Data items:
start
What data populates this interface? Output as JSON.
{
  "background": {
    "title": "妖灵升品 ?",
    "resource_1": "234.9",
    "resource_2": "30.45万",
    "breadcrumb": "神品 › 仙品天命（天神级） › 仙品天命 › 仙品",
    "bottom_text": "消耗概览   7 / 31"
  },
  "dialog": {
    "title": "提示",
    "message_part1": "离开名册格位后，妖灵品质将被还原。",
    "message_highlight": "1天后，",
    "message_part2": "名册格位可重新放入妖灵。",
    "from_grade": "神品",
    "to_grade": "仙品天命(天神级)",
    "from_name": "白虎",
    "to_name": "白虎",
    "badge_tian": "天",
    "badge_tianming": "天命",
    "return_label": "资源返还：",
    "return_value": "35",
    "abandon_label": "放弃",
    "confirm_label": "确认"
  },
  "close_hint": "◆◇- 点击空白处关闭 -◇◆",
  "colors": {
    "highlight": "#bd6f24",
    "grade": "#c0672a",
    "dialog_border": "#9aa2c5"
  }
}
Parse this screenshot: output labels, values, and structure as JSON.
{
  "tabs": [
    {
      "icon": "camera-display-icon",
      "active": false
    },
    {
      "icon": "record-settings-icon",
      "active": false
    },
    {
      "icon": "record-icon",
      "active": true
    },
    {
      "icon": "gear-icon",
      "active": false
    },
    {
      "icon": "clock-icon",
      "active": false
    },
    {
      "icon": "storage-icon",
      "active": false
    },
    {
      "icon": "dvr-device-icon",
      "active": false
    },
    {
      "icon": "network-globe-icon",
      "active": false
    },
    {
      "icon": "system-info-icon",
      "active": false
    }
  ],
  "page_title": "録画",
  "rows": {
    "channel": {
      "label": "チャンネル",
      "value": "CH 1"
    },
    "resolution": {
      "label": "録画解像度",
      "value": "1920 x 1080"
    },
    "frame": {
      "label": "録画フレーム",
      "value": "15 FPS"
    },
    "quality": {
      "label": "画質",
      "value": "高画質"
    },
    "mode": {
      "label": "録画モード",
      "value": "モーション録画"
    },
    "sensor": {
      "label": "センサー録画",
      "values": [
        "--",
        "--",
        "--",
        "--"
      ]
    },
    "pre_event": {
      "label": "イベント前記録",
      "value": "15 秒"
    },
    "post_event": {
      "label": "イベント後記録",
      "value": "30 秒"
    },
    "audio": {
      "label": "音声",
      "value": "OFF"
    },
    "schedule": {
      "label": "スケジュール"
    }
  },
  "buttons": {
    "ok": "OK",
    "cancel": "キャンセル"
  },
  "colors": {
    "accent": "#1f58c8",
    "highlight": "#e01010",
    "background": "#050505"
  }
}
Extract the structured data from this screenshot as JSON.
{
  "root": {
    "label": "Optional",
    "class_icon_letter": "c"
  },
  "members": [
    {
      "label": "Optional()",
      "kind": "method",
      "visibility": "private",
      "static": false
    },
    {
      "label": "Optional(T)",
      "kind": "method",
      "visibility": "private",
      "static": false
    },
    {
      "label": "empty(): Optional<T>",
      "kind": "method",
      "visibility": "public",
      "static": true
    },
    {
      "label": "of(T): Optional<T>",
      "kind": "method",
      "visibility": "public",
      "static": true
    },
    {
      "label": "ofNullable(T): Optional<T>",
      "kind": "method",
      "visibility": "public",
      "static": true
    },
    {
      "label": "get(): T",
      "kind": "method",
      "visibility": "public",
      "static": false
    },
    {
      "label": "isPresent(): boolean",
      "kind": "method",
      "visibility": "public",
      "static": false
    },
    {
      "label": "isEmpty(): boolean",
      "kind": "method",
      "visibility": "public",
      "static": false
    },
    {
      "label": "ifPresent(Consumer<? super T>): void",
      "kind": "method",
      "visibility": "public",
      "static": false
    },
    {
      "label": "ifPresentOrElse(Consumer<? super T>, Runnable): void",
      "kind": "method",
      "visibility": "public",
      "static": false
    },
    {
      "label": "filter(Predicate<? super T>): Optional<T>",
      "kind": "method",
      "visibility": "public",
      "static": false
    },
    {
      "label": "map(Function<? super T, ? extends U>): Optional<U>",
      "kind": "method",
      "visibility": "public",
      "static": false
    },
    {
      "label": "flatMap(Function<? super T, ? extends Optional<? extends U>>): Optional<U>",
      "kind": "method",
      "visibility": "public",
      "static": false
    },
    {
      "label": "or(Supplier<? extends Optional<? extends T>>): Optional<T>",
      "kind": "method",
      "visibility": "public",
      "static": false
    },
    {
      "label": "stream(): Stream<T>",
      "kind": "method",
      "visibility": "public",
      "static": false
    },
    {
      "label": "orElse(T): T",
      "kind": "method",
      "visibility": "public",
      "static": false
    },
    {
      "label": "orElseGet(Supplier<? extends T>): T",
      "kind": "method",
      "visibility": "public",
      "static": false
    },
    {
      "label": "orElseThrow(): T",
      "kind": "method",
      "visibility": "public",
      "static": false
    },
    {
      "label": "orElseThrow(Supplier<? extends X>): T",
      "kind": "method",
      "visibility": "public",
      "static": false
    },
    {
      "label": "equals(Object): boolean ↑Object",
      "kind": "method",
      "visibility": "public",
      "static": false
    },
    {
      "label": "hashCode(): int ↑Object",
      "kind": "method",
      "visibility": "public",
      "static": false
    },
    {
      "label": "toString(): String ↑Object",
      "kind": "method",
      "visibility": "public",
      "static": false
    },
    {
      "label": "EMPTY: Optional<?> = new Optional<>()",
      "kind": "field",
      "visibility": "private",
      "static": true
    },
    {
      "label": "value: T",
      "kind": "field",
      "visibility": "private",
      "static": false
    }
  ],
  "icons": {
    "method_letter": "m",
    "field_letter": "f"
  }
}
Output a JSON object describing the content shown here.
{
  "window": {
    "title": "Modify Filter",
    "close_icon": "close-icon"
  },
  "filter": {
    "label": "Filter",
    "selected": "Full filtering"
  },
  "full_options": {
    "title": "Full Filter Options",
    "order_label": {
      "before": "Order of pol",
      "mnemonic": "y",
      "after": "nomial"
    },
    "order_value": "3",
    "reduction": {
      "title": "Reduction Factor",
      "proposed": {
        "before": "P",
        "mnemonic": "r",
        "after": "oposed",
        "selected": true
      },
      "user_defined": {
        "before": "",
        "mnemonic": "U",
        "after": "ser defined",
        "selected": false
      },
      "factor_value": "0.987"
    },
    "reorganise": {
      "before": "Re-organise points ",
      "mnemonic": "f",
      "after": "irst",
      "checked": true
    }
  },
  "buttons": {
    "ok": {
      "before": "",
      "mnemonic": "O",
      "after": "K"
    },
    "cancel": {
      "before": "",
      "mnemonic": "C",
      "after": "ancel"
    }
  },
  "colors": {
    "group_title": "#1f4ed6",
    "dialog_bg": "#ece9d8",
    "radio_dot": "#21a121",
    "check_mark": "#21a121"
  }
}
end
REQUIREMENT »
Retype all the material above precisely, with no line left out.

FINISHED EXERCISE »
What data populates this interface? Output as JSON.
{
  "background": {
    "title": "妖灵升品 ?",
    "resource_1": "234.9",
    "resource_2": "30.45万",
    "breadcrumb": "神品 › 仙品天命（天神级） › 仙品天命 › 仙品",
    "bottom_text": "消耗概览   7 / 31"
  },
  "dialog": {
    "title": "提示",
    "message_part1": "离开名册格位后，妖灵品质将被还原。",
    "message_highlight": "1天后，",
    "message_part2": "名册格位可重新放入妖灵。",
    "from_grade": "神品",
    "to_grade": "仙品天命(天神级)",
    "from_name": "白虎",
    "to_name": "白虎",
    "badge_tian": "天",
    "badge_tianming": "天命",
    "return_label": "资源返还：",
    "return_value": "35",
    "abandon_label": "放弃",
    "confirm_label": "确认"
  },
  "close_hint": "◆◇- 点击空白处关闭 -◇◆",
  "colors": {
    "highlight": "#bd6f24",
    "grade": "#c0672a",
    "dialog_border": "#9aa2c5"
  }
}
Parse this screenshot: output labels, values, and structure as JSON.
{
  "tabs": [
    {
      "icon": "camera-display-icon",
      "active": false
    },
    {
      "icon": "record-settings-icon",
      "active": false
    },
    {
      "icon": "record-icon",
      "active": true
    },
    {
      "icon": "gear-icon",
      "active": false
    },
    {
      "icon": "clock-icon",
      "active": false
    },
    {
      "icon": "storage-icon",
      "active": false
    },
    {
      "icon": "dvr-device-icon",
      "active": false
    },
    {
      "icon": "network-globe-icon",
      "active": false
    },
    {
      "icon": "system-info-icon",
      "active": false
    }
  ],
  "page_title": "録画",
  "rows": {
    "channel": {
      "label": "チャンネル",
      "value": "CH 1"
    },
    "resolution": {
      "label": "録画解像度",
      "value": "1920 x 1080"
    },
    "frame": {
      "label": "録画フレーム",
      "value": "15 FPS"
    },
    "quality": {
      "label": "画質",
      "value": "高画質"
    },
    "mode": {
      "label": "録画モード",
      "value": "モーション録画"
    },
    "sensor": {
      "label": "センサー録画",
      "values": [
        "--",
        "--",
        "--",
        "--"
      ]
    },
    "pre_event": {
      "label": "イベント前記録",
      "value": "15 秒"
    },
    "post_event": {
      "label": "イベント後記録",
      "value": "30 秒"
    },
    "audio": {
      "label": "音声",
      "value": "OFF"
    },
    "schedule": {
      "label": "スケジュール"
    }
  },
  "buttons": {
    "ok": "OK",
    "cancel": "キャンセル"
  },
  "colors": {
    "accent": "#1f58c8",
    "highlight": "#e01010",
    "background": "#050505"
  }
}
Extract the structured data from this screenshot as JSON.
{
  "root": {
    "label": "Optional",
    "class_icon_letter": "c"
  },
  "members": [
    {
      "label": "Optional()",
      "kind": "method",
      "visibility": "private",
      "static": false
    },
    {
      "label": "Optional(T)",
      "kind": "method",
      "visibility": "private",
      "static": false
    },
    {
      "label": "empty(): Optional<T>",
      "kind": "method",
      "visibility": "public",
      "static": true
    },
    {
      "label": "of(T): Optional<T>",
      "kind": "method",
      "visibility": "public",
      "static": true
    },
    {
      "label": "ofNullable(T): Optional<T>",
      "kind": "method",
      "visibility": "public",
      "static": true
    },
    {
      "label": "get(): T",
      "kind": "method",
      "visibility": "public",
      "static": false
    },
    {
      "label": "isPresent(): boolean",
      "kind": "method",
      "visibility": "public",
      "static": false
    },
    {
      "label": "isEmpty(): boolean",
      "kind": "method",
      "visibility": "public",
      "static": false
    },
    {
      "label": "ifPresent(Consumer<? super T>): void",
      "kind": "method",
      "visibility": "public",
      "static": false
    },
    {
      "label": "ifPresentOrElse(Consumer<? super T>, Runnable): void",
      "kind": "method",
      "visibility": "public",
      "static": false
    },
    {
      "label": "filter(Predicate<? super T>): Optional<T>",
      "kind": "method",
      "visibility": "public",
      "static": false
    },
    {
      "label": "map(Function<? super T, ? extends U>): Optional<U>",
      "kind": "method",
      "visibility": "public",
      "static": false
    },
    {
      "label": "flatMap(Function<? super T, ? extends Optional<? extends U>>): Optional<U>",
      "kind": "method",
      "visibility": "public",
      "static": false
    },
    {
      "label": "or(Supplier<? extends Optional<? extends T>>): Optional<T>",
      "kind": "method",
      "visibility": "public",
      "static": false
    },
    {
      "label": "stream(): Stream<T>",
      "kind": "method",
      "visibility": "public",
      "static": false
    },
    {
      "label": "orElse(T): T",
      "kind": "method",
      "visibility": "public",
      "static": false
    },
    {
      "label": "orElseGet(Supplier<? extends T>): T",
      "kind": "method",
      "visibility": "public",
      "static": false
    },
    {
      "label": "orElseThrow(): T",
      "kind": "method",
      "visibility": "public",
      "static": false
    },
    {
      "label": "orElseThrow(Supplier<? extends X>): T",
      "kind": "method",
      "visibility": "public",
      "static": false
    },
    {
      "label": "equals(Object): boolean ↑Object",
      "kind": "method",
      "visibility": "public",
      "static": false
    },
    {
      "label": "hashCode(): int ↑Object",
      "kind": "method",
      "visibility": "public",
      "static": false
    },
    {
      "label": "toString(): String ↑Object",
      "kind": "method",
      "visibility": "public",
      "static": false
    },
    {
      "label": "EMPTY: Optional<?> = new Optional<>()",
      "kind": "field",
      "visibility": "private",
      "static": true
    },
    {
      "label": "value: T",
      "kind": "field",
      "visibility": "private",
      "static": false
    }
  ],
  "icons": {
    "method_letter": "m",
    "field_letter": "f"
  }
}
Output a JSON object describing the content shown here.
{
  "window": {
    "title": "Modify Filter",
    "close_icon": "close-icon"
  },
  "filter": {
    "label": "Filter",
    "selected": "Full filtering"
  },
  "full_options": {
    "title": "Full Filter Options",
    "order_label": {
      "before": "Order of pol",
      "mnemonic": "y",
      "after": "nomial"
    },
    "order_value": "3",
    "reduction": {
      "title": "Reduction Factor",
      "proposed": {
        "before": "P",
        "mnemonic": "r",
        "after": "oposed",
        "selected": true
      },
      "user_defined": {
        "before": "",
        "mnemonic": "U",
        "after": "ser defined",
        "selected": false
      },
      "factor_value": "0.987"
    },
    "reorganise": {
      "before": "Re-organise points ",
      "mnemonic": "f",
      "after": "irst",
      "checked": true
    }
  },
  "buttons": {
    "ok": {
      "before": "",
      "mnemonic": "O",
      "after": "K"
    },
    "cancel": {
      "before": "",
      "mnemonic": "C",
      "after": "ancel"
    }
  },
  "colors": {
    "group_title": "#1f4ed6",
    "dialog_bg": "#ece9d8",
    "radio_dot": "#21a121",
    "check_mark": "#21a121"
  }
}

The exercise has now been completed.